WHAT TO WORK ON:
Reproduce the listing below in full and without alteration, apart from its pictures.

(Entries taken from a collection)

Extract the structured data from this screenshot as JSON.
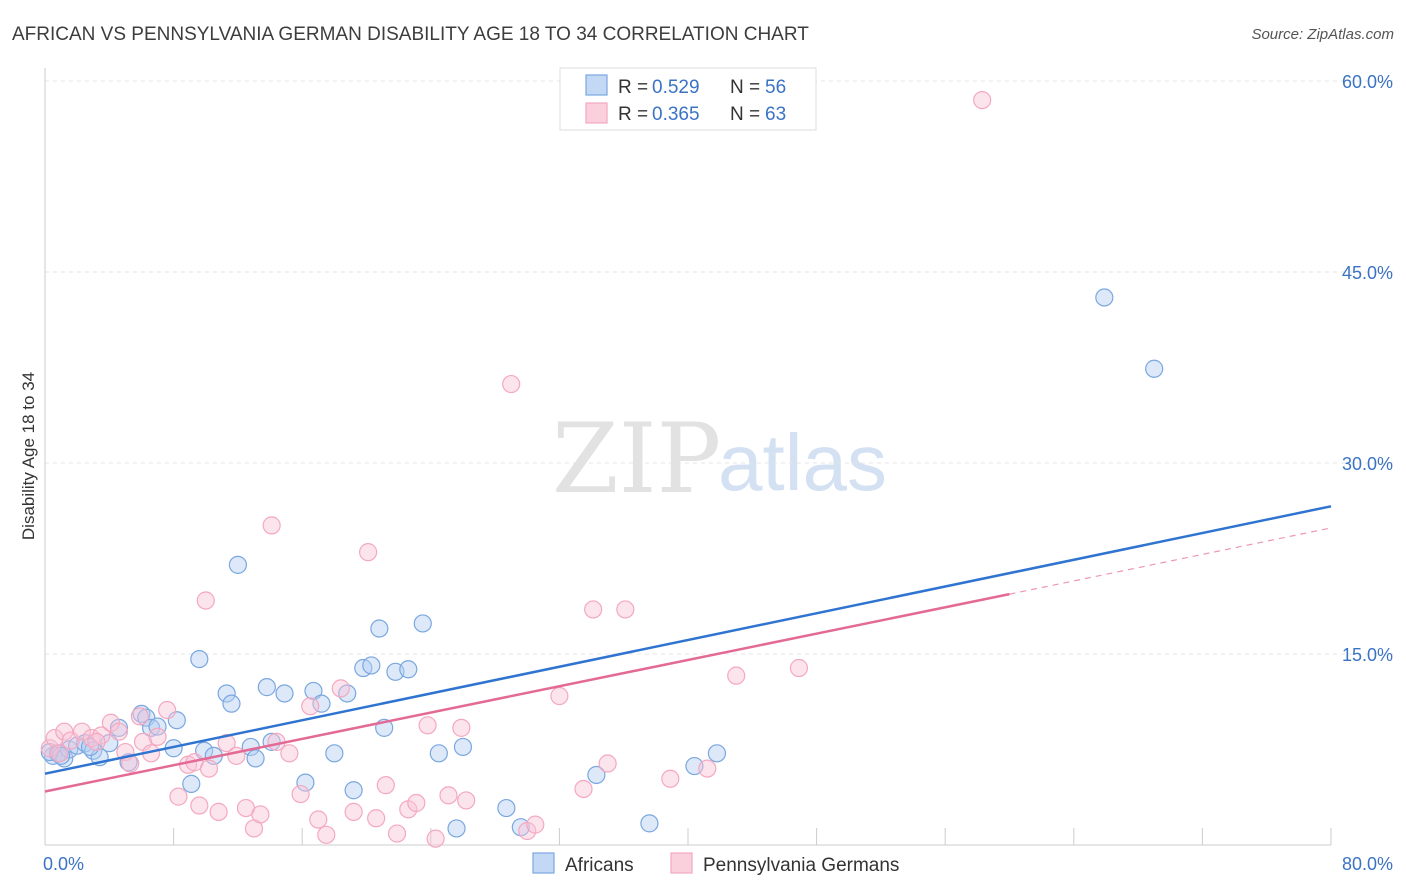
{
  "chart_data": {
    "type": "scatter",
    "title": "AFRICAN VS PENNSYLVANIA GERMAN DISABILITY AGE 18 TO 34 CORRELATION CHART",
    "source": "Source: ZipAtlas.com",
    "ylabel": "Disability Age 18 to 34",
    "xlim": [
      0,
      80
    ],
    "ylim": [
      0,
      60
    ],
    "x_tick_labels": [
      "0.0%",
      "80.0%"
    ],
    "y_ticks": [
      15,
      30,
      45,
      60
    ],
    "y_tick_labels": [
      "15.0%",
      "30.0%",
      "45.0%",
      "60.0%"
    ],
    "grid": true,
    "legend_placement": "top-center",
    "watermark": {
      "zip": "ZIP",
      "atlas": "atlas"
    },
    "legend": {
      "rows": [
        {
          "r_label": "R =",
          "r_value": "0.529",
          "n_label": "N =",
          "n_value": "56"
        },
        {
          "r_label": "R =",
          "r_value": "0.365",
          "n_label": "N =",
          "n_value": "63"
        }
      ]
    },
    "series": [
      {
        "name": "Africans",
        "color": "#7aa7e0",
        "line_color": "#2f74d0",
        "trend": {
          "x": [
            0,
            80
          ],
          "y": [
            5.6,
            26.6
          ]
        },
        "points": [
          [
            0.5,
            7.0
          ],
          [
            0.8,
            7.2
          ],
          [
            1.2,
            6.8
          ],
          [
            1.5,
            7.5
          ],
          [
            2.0,
            7.8
          ],
          [
            2.5,
            8.0
          ],
          [
            3.0,
            7.4
          ],
          [
            3.4,
            6.9
          ],
          [
            4.0,
            8.0
          ],
          [
            4.6,
            9.2
          ],
          [
            5.2,
            6.5
          ],
          [
            6.0,
            10.3
          ],
          [
            6.3,
            10.0
          ],
          [
            6.6,
            9.2
          ],
          [
            7.0,
            9.3
          ],
          [
            8.0,
            7.6
          ],
          [
            8.2,
            9.8
          ],
          [
            9.1,
            4.8
          ],
          [
            9.6,
            14.6
          ],
          [
            9.9,
            7.4
          ],
          [
            10.5,
            7.0
          ],
          [
            11.3,
            11.9
          ],
          [
            11.6,
            11.1
          ],
          [
            12.0,
            22.0
          ],
          [
            12.8,
            7.7
          ],
          [
            13.1,
            6.8
          ],
          [
            13.8,
            12.4
          ],
          [
            14.1,
            8.1
          ],
          [
            14.9,
            11.9
          ],
          [
            16.2,
            4.9
          ],
          [
            16.7,
            12.1
          ],
          [
            17.2,
            11.1
          ],
          [
            18.0,
            7.2
          ],
          [
            18.8,
            11.9
          ],
          [
            19.2,
            4.3
          ],
          [
            19.8,
            13.9
          ],
          [
            20.3,
            14.1
          ],
          [
            20.8,
            17.0
          ],
          [
            21.1,
            9.2
          ],
          [
            21.8,
            13.6
          ],
          [
            22.6,
            13.8
          ],
          [
            23.5,
            17.4
          ],
          [
            24.5,
            7.2
          ],
          [
            25.6,
            1.3
          ],
          [
            26.0,
            7.7
          ],
          [
            28.7,
            2.9
          ],
          [
            29.6,
            1.4
          ],
          [
            34.3,
            5.5
          ],
          [
            37.6,
            1.7
          ],
          [
            40.4,
            6.2
          ],
          [
            41.8,
            7.2
          ],
          [
            65.9,
            43.0
          ],
          [
            69.0,
            37.4
          ],
          [
            0.3,
            7.3
          ],
          [
            1.0,
            7.0
          ],
          [
            2.8,
            7.7
          ]
        ]
      },
      {
        "name": "Pennsylvania Germans",
        "color": "#f4a8c0",
        "line_color": "#e46a96",
        "trend": {
          "x": [
            0,
            60
          ],
          "y": [
            4.2,
            19.7
          ]
        },
        "trend_dashed": {
          "x": [
            60,
            80
          ],
          "y": [
            19.7,
            24.9
          ]
        },
        "points": [
          [
            0.3,
            7.6
          ],
          [
            0.6,
            8.4
          ],
          [
            1.2,
            8.9
          ],
          [
            1.6,
            8.2
          ],
          [
            2.3,
            8.9
          ],
          [
            2.9,
            8.4
          ],
          [
            3.5,
            8.6
          ],
          [
            4.1,
            9.6
          ],
          [
            4.6,
            8.9
          ],
          [
            5.0,
            7.3
          ],
          [
            5.3,
            6.4
          ],
          [
            5.9,
            10.1
          ],
          [
            6.1,
            8.1
          ],
          [
            6.6,
            7.2
          ],
          [
            7.0,
            8.5
          ],
          [
            7.6,
            10.6
          ],
          [
            8.3,
            3.8
          ],
          [
            8.9,
            6.3
          ],
          [
            9.3,
            6.5
          ],
          [
            9.6,
            3.1
          ],
          [
            10.0,
            19.2
          ],
          [
            10.2,
            6.0
          ],
          [
            10.8,
            2.6
          ],
          [
            11.3,
            8.0
          ],
          [
            11.9,
            7.0
          ],
          [
            12.5,
            2.9
          ],
          [
            13.0,
            1.3
          ],
          [
            13.4,
            2.4
          ],
          [
            14.1,
            25.1
          ],
          [
            14.4,
            8.1
          ],
          [
            15.2,
            7.2
          ],
          [
            15.9,
            4.0
          ],
          [
            16.5,
            10.9
          ],
          [
            17.0,
            2.0
          ],
          [
            17.5,
            0.8
          ],
          [
            18.4,
            12.3
          ],
          [
            19.2,
            2.6
          ],
          [
            20.1,
            23.0
          ],
          [
            20.6,
            2.1
          ],
          [
            21.2,
            4.7
          ],
          [
            21.9,
            0.9
          ],
          [
            22.6,
            2.8
          ],
          [
            23.1,
            3.3
          ],
          [
            23.8,
            9.4
          ],
          [
            24.3,
            0.5
          ],
          [
            25.1,
            3.9
          ],
          [
            25.9,
            9.2
          ],
          [
            26.2,
            3.5
          ],
          [
            29.0,
            36.2
          ],
          [
            30.0,
            1.1
          ],
          [
            30.5,
            1.6
          ],
          [
            32.0,
            11.7
          ],
          [
            33.5,
            4.4
          ],
          [
            34.1,
            18.5
          ],
          [
            35.0,
            6.4
          ],
          [
            36.1,
            18.5
          ],
          [
            38.9,
            5.2
          ],
          [
            41.2,
            6.0
          ],
          [
            43.0,
            13.3
          ],
          [
            46.9,
            13.9
          ],
          [
            58.3,
            58.5
          ],
          [
            0.9,
            7.2
          ],
          [
            3.2,
            8.1
          ]
        ]
      }
    ]
  }
}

ANSWER TO THIS EXERCISE:
Extract the structured data from this screenshot as JSON.
{
  "chart_data": {
    "type": "scatter",
    "title": "AFRICAN VS PENNSYLVANIA GERMAN DISABILITY AGE 18 TO 34 CORRELATION CHART",
    "source": "Source: ZipAtlas.com",
    "ylabel": "Disability Age 18 to 34",
    "xlim": [
      0,
      80
    ],
    "ylim": [
      0,
      60
    ],
    "x_tick_labels": [
      "0.0%",
      "80.0%"
    ],
    "y_ticks": [
      15,
      30,
      45,
      60
    ],
    "y_tick_labels": [
      "15.0%",
      "30.0%",
      "45.0%",
      "60.0%"
    ],
    "grid": true,
    "legend_placement": "top-center",
    "watermark": {
      "zip": "ZIP",
      "atlas": "atlas"
    },
    "legend": {
      "rows": [
        {
          "r_label": "R =",
          "r_value": "0.529",
          "n_label": "N =",
          "n_value": "56"
        },
        {
          "r_label": "R =",
          "r_value": "0.365",
          "n_label": "N =",
          "n_value": "63"
        }
      ]
    },
    "series": [
      {
        "name": "Africans",
        "color": "#7aa7e0",
        "line_color": "#2f74d0",
        "trend": {
          "x": [
            0,
            80
          ],
          "y": [
            5.6,
            26.6
          ]
        },
        "points": [
          [
            0.5,
            7.0
          ],
          [
            0.8,
            7.2
          ],
          [
            1.2,
            6.8
          ],
          [
            1.5,
            7.5
          ],
          [
            2.0,
            7.8
          ],
          [
            2.5,
            8.0
          ],
          [
            3.0,
            7.4
          ],
          [
            3.4,
            6.9
          ],
          [
            4.0,
            8.0
          ],
          [
            4.6,
            9.2
          ],
          [
            5.2,
            6.5
          ],
          [
            6.0,
            10.3
          ],
          [
            6.3,
            10.0
          ],
          [
            6.6,
            9.2
          ],
          [
            7.0,
            9.3
          ],
          [
            8.0,
            7.6
          ],
          [
            8.2,
            9.8
          ],
          [
            9.1,
            4.8
          ],
          [
            9.6,
            14.6
          ],
          [
            9.9,
            7.4
          ],
          [
            10.5,
            7.0
          ],
          [
            11.3,
            11.9
          ],
          [
            11.6,
            11.1
          ],
          [
            12.0,
            22.0
          ],
          [
            12.8,
            7.7
          ],
          [
            13.1,
            6.8
          ],
          [
            13.8,
            12.4
          ],
          [
            14.1,
            8.1
          ],
          [
            14.9,
            11.9
          ],
          [
            16.2,
            4.9
          ],
          [
            16.7,
            12.1
          ],
          [
            17.2,
            11.1
          ],
          [
            18.0,
            7.2
          ],
          [
            18.8,
            11.9
          ],
          [
            19.2,
            4.3
          ],
          [
            19.8,
            13.9
          ],
          [
            20.3,
            14.1
          ],
          [
            20.8,
            17.0
          ],
          [
            21.1,
            9.2
          ],
          [
            21.8,
            13.6
          ],
          [
            22.6,
            13.8
          ],
          [
            23.5,
            17.4
          ],
          [
            24.5,
            7.2
          ],
          [
            25.6,
            1.3
          ],
          [
            26.0,
            7.7
          ],
          [
            28.7,
            2.9
          ],
          [
            29.6,
            1.4
          ],
          [
            34.3,
            5.5
          ],
          [
            37.6,
            1.7
          ],
          [
            40.4,
            6.2
          ],
          [
            41.8,
            7.2
          ],
          [
            65.9,
            43.0
          ],
          [
            69.0,
            37.4
          ],
          [
            0.3,
            7.3
          ],
          [
            1.0,
            7.0
          ],
          [
            2.8,
            7.7
          ]
        ]
      },
      {
        "name": "Pennsylvania Germans",
        "color": "#f4a8c0",
        "line_color": "#e46a96",
        "trend": {
          "x": [
            0,
            60
          ],
          "y": [
            4.2,
            19.7
          ]
        },
        "trend_dashed": {
          "x": [
            60,
            80
          ],
          "y": [
            19.7,
            24.9
          ]
        },
        "points": [
          [
            0.3,
            7.6
          ],
          [
            0.6,
            8.4
          ],
          [
            1.2,
            8.9
          ],
          [
            1.6,
            8.2
          ],
          [
            2.3,
            8.9
          ],
          [
            2.9,
            8.4
          ],
          [
            3.5,
            8.6
          ],
          [
            4.1,
            9.6
          ],
          [
            4.6,
            8.9
          ],
          [
            5.0,
            7.3
          ],
          [
            5.3,
            6.4
          ],
          [
            5.9,
            10.1
          ],
          [
            6.1,
            8.1
          ],
          [
            6.6,
            7.2
          ],
          [
            7.0,
            8.5
          ],
          [
            7.6,
            10.6
          ],
          [
            8.3,
            3.8
          ],
          [
            8.9,
            6.3
          ],
          [
            9.3,
            6.5
          ],
          [
            9.6,
            3.1
          ],
          [
            10.0,
            19.2
          ],
          [
            10.2,
            6.0
          ],
          [
            10.8,
            2.6
          ],
          [
            11.3,
            8.0
          ],
          [
            11.9,
            7.0
          ],
          [
            12.5,
            2.9
          ],
          [
            13.0,
            1.3
          ],
          [
            13.4,
            2.4
          ],
          [
            14.1,
            25.1
          ],
          [
            14.4,
            8.1
          ],
          [
            15.2,
            7.2
          ],
          [
            15.9,
            4.0
          ],
          [
            16.5,
            10.9
          ],
          [
            17.0,
            2.0
          ],
          [
            17.5,
            0.8
          ],
          [
            18.4,
            12.3
          ],
          [
            19.2,
            2.6
          ],
          [
            20.1,
            23.0
          ],
          [
            20.6,
            2.1
          ],
          [
            21.2,
            4.7
          ],
          [
            21.9,
            0.9
          ],
          [
            22.6,
            2.8
          ],
          [
            23.1,
            3.3
          ],
          [
            23.8,
            9.4
          ],
          [
            24.3,
            0.5
          ],
          [
            25.1,
            3.9
          ],
          [
            25.9,
            9.2
          ],
          [
            26.2,
            3.5
          ],
          [
            29.0,
            36.2
          ],
          [
            30.0,
            1.1
          ],
          [
            30.5,
            1.6
          ],
          [
            32.0,
            11.7
          ],
          [
            33.5,
            4.4
          ],
          [
            34.1,
            18.5
          ],
          [
            35.0,
            6.4
          ],
          [
            36.1,
            18.5
          ],
          [
            38.9,
            5.2
          ],
          [
            41.2,
            6.0
          ],
          [
            43.0,
            13.3
          ],
          [
            46.9,
            13.9
          ],
          [
            58.3,
            58.5
          ],
          [
            0.9,
            7.2
          ],
          [
            3.2,
            8.1
          ]
        ]
      }
    ]
  }
}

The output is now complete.